▸ GIVEN PROBLEM:
Collect all lines from the listing that include the string "APSK".

▸ Dataset listings of figures:

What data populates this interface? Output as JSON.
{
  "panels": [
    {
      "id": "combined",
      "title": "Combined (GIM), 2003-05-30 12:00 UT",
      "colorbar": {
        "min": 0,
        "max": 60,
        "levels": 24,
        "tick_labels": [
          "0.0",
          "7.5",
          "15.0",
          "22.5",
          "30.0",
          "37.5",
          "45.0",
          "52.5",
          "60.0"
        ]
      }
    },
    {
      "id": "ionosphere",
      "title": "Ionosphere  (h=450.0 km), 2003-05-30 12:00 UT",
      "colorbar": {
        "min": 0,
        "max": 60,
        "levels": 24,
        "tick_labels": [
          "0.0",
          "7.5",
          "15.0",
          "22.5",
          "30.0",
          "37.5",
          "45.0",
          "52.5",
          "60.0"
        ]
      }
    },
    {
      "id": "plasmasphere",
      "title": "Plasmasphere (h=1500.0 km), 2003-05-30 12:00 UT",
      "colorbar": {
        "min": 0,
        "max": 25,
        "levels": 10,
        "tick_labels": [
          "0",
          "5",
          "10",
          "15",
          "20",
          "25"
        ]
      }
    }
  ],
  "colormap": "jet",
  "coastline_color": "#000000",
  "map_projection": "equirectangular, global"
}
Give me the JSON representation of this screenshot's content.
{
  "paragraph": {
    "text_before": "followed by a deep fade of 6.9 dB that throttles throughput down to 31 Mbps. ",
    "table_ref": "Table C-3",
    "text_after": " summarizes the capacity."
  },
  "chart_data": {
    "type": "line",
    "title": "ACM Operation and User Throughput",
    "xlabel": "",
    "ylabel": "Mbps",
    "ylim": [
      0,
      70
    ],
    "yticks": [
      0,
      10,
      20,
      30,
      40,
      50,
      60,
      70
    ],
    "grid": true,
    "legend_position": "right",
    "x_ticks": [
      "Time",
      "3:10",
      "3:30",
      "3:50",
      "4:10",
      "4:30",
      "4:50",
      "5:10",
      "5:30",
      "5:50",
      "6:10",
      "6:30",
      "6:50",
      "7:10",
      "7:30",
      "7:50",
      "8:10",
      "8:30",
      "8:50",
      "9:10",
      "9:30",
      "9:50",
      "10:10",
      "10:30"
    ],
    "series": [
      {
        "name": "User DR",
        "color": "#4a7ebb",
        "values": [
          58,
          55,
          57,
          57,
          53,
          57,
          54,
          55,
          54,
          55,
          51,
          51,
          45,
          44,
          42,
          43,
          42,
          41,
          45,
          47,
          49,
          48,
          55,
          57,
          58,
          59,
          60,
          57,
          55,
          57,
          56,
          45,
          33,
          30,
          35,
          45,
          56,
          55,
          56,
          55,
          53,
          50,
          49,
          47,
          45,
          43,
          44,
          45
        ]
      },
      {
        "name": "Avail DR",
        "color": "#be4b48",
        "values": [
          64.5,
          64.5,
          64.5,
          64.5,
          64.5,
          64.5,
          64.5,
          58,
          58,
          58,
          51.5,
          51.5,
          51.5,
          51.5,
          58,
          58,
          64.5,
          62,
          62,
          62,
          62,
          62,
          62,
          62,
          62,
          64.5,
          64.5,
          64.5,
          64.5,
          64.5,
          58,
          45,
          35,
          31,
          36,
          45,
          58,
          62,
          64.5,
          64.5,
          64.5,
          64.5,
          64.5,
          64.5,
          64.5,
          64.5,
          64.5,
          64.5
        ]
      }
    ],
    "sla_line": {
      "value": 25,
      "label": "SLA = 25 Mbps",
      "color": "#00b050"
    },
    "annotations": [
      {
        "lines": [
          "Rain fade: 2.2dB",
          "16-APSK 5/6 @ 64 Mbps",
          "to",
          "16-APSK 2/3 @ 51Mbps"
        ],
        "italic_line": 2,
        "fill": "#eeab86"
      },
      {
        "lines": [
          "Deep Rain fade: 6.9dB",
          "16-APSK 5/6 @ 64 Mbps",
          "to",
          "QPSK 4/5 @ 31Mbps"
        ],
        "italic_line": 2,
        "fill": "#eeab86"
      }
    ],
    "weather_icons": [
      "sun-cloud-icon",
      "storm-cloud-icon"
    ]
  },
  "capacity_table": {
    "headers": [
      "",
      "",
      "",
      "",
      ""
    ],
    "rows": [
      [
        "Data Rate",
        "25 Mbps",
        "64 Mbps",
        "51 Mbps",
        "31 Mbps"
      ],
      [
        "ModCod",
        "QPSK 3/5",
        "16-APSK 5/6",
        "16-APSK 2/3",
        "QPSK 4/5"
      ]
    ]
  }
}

▸ SOLUTION:
          "16-APSK 5/6 @ 64 Mbps",
          "16-APSK 2/3 @ 51Mbps"
          "16-APSK 5/6 @ 64 Mbps",
        "16-APSK 5/6",
        "16-APSK 2/3",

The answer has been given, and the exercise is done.